## PROVIDED DATA

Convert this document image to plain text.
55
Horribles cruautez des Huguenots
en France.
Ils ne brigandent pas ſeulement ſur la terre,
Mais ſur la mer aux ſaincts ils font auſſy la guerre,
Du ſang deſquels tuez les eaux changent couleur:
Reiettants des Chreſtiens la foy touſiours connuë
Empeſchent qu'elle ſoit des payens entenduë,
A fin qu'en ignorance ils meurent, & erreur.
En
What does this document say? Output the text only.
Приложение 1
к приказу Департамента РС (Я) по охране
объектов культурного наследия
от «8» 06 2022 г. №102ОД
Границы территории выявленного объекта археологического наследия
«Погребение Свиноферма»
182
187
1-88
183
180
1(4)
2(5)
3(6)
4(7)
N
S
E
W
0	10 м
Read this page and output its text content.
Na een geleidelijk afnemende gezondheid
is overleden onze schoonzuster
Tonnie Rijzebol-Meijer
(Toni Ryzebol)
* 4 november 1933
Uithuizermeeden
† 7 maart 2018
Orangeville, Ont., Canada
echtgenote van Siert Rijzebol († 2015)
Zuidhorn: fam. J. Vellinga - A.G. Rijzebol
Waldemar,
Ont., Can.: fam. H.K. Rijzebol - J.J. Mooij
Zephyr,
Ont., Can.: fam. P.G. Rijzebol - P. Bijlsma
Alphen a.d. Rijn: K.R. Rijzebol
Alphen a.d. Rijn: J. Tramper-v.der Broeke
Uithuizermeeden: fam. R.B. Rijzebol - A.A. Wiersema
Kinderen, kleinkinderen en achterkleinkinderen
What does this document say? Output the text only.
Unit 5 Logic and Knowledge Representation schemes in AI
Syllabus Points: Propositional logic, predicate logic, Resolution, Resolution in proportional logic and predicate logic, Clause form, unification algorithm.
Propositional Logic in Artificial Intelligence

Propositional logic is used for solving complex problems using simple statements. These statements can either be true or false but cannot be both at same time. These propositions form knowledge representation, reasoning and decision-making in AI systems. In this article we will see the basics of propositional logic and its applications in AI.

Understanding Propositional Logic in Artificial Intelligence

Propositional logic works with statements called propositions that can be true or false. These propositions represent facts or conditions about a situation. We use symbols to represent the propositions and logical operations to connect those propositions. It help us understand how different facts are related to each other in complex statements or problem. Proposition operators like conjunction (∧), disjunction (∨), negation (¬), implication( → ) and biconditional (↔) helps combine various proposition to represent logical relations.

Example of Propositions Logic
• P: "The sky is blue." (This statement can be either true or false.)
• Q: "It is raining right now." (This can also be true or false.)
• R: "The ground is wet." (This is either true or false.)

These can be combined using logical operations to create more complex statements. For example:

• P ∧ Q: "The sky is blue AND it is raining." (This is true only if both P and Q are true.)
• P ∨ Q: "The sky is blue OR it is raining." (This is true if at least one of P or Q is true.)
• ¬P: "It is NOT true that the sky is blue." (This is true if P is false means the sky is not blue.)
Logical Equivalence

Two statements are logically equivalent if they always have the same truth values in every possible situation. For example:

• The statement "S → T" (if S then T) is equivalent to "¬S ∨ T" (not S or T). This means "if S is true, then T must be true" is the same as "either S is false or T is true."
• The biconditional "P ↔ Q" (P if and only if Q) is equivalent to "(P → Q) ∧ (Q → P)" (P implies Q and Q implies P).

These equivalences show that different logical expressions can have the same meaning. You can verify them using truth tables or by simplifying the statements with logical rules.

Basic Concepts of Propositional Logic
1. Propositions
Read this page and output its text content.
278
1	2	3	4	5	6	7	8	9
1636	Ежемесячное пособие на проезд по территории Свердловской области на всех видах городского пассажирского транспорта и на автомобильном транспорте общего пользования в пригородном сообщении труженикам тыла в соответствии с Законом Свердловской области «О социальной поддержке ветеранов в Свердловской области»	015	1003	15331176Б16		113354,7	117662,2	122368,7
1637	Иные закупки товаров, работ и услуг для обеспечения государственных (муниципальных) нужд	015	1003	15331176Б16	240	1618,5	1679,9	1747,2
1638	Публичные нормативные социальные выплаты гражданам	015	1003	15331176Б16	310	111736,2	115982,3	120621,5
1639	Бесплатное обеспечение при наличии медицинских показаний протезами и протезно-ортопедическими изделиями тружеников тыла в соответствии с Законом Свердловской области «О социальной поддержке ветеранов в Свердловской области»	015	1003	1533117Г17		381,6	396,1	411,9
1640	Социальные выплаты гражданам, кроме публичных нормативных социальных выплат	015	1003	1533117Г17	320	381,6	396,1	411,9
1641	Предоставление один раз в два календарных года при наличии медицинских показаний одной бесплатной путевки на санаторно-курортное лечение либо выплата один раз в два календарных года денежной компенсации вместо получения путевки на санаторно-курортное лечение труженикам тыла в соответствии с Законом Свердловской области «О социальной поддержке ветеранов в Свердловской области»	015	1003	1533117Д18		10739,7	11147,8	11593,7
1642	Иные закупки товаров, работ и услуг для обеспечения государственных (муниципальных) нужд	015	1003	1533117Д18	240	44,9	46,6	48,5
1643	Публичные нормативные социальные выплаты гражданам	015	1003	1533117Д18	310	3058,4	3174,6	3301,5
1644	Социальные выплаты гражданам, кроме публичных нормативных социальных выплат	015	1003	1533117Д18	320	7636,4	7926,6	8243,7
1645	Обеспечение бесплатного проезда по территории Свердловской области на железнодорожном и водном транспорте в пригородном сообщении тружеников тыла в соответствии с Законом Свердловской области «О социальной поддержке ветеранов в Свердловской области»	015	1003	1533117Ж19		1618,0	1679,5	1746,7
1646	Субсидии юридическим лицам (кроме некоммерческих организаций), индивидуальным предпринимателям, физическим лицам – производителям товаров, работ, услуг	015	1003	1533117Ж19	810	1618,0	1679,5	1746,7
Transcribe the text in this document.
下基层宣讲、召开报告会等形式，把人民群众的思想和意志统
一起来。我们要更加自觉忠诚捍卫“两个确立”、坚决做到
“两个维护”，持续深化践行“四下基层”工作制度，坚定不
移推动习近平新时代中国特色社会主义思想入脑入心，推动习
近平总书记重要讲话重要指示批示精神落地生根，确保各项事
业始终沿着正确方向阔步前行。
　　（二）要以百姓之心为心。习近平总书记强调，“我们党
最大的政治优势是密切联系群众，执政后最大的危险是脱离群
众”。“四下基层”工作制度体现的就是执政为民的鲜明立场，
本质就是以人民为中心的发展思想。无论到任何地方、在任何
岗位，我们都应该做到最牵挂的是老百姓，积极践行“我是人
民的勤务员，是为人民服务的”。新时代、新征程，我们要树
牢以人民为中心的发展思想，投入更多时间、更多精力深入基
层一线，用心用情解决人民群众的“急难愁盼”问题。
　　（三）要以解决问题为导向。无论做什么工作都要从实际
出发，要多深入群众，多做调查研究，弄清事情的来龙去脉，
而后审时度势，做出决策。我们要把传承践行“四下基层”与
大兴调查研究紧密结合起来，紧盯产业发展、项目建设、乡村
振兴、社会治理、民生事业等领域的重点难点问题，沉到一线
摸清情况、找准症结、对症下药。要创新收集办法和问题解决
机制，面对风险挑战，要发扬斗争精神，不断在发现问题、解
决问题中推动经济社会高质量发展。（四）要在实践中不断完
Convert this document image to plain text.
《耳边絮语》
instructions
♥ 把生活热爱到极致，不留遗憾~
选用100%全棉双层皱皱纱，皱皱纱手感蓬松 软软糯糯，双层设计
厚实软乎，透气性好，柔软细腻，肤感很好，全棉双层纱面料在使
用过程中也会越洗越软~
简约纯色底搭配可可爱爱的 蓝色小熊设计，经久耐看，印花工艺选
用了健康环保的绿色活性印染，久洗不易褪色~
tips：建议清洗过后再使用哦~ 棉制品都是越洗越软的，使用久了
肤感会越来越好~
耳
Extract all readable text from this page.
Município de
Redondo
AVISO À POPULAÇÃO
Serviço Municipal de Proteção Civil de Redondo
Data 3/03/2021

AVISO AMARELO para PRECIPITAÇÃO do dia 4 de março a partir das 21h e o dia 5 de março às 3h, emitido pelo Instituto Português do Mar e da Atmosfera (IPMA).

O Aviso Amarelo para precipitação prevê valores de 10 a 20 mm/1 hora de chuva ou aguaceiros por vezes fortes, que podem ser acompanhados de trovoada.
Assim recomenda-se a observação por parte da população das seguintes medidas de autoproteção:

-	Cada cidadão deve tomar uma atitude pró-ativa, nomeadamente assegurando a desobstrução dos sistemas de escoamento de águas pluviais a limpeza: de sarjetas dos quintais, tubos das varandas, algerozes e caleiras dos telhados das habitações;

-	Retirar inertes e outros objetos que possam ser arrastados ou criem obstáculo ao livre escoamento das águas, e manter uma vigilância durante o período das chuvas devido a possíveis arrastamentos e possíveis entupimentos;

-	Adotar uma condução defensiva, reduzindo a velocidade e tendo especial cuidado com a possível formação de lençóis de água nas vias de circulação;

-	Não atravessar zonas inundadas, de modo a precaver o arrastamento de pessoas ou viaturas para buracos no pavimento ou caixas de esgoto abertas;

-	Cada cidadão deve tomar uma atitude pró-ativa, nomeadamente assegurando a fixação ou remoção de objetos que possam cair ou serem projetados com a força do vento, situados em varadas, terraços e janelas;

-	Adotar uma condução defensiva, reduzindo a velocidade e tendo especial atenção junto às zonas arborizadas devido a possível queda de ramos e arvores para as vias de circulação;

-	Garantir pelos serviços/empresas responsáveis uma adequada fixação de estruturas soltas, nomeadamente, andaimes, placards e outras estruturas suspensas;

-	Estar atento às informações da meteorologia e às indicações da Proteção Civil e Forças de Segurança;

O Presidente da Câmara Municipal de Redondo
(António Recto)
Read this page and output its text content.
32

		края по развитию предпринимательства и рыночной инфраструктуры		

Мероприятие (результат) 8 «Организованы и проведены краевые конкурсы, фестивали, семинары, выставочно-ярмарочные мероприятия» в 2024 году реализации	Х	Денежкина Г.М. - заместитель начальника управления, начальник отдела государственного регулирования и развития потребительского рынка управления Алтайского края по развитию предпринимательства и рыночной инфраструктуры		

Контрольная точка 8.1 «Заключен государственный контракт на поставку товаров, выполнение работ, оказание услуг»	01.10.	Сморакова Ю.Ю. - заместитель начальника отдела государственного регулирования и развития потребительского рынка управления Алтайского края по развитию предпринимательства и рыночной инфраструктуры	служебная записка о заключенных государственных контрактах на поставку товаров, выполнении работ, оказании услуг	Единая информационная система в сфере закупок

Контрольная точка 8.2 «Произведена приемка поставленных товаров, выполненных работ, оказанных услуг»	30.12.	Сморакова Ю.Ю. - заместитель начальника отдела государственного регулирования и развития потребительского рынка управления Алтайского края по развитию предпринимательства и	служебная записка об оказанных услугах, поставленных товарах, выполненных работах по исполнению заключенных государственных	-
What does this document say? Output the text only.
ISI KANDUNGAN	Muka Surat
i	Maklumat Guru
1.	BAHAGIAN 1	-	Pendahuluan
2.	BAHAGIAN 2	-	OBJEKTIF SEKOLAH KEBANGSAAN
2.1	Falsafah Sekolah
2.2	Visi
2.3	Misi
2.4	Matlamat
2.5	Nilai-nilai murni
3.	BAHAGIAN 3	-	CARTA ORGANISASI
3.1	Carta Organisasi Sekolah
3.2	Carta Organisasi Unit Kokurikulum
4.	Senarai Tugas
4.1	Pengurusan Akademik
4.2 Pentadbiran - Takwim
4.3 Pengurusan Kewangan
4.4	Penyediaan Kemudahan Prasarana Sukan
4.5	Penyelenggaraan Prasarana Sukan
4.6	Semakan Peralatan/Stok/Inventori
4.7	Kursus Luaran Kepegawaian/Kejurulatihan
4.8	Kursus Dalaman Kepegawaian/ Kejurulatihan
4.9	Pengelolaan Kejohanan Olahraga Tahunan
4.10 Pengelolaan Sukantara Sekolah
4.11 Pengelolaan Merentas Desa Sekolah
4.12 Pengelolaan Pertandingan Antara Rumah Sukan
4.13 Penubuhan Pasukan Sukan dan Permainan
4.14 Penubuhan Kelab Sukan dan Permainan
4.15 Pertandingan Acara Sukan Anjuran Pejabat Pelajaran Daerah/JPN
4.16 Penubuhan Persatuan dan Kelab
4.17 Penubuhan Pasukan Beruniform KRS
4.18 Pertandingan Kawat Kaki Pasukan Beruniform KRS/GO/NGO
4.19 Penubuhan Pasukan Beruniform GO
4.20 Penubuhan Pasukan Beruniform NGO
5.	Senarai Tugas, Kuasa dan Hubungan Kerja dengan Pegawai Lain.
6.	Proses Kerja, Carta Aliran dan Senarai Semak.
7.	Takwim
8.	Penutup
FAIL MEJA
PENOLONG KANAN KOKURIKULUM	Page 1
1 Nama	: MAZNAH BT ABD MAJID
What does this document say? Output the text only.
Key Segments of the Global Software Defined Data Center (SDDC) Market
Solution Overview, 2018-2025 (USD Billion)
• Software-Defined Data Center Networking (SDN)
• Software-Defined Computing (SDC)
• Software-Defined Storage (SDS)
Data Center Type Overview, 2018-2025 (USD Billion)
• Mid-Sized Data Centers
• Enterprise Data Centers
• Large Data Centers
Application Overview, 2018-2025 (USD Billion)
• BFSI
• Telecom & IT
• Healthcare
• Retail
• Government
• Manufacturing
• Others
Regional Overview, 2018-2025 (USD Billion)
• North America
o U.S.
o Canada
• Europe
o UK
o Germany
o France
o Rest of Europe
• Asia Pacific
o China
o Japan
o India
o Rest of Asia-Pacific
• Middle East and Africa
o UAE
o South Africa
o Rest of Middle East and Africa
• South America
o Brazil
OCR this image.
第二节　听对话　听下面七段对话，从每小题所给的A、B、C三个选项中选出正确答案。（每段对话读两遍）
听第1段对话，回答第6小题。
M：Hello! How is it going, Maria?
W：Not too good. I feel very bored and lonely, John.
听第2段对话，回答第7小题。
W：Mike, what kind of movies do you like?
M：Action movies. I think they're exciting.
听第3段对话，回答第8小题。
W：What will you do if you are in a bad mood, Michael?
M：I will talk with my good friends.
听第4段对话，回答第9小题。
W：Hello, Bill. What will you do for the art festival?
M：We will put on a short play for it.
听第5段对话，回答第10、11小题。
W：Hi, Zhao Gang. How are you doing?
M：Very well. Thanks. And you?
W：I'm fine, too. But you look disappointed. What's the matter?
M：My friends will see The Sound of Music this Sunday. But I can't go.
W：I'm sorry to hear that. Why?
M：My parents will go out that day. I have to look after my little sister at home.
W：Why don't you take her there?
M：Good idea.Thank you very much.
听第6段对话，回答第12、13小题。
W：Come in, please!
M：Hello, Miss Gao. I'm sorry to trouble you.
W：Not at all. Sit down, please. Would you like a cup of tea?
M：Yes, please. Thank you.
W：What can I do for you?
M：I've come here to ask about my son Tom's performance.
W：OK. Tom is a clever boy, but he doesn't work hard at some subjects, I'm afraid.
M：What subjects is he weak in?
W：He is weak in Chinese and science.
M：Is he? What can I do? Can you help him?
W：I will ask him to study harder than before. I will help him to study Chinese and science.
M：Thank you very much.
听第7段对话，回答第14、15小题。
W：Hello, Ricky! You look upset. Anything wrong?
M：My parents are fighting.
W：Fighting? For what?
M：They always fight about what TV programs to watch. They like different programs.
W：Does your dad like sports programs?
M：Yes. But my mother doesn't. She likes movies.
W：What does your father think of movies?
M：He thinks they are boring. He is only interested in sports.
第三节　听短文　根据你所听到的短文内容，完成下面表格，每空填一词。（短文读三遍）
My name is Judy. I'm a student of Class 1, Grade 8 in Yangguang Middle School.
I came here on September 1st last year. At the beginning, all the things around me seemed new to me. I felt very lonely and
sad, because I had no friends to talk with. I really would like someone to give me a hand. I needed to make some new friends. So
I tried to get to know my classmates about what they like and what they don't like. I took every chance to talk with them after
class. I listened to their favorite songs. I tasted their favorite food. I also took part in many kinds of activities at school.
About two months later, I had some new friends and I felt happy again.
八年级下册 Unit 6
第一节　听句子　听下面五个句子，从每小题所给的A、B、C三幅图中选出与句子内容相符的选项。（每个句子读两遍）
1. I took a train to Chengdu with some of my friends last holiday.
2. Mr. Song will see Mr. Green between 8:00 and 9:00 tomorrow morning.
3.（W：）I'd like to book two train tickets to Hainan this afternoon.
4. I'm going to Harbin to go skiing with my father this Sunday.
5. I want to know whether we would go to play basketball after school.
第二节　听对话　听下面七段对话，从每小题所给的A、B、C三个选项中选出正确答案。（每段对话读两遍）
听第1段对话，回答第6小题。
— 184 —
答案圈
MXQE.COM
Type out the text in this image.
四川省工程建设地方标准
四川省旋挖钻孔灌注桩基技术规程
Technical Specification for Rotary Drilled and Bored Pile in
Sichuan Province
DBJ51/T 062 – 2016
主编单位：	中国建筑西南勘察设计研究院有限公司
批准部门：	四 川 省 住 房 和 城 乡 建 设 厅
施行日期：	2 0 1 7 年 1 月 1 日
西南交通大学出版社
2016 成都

## TASK
Filter the records down to the lines that contain the string "Municipal", and copy those lines.

## TASK ANSWER
Serviço Municipal de Proteção Civil de Redondo
O Presidente da Câmara Municipal de Redondo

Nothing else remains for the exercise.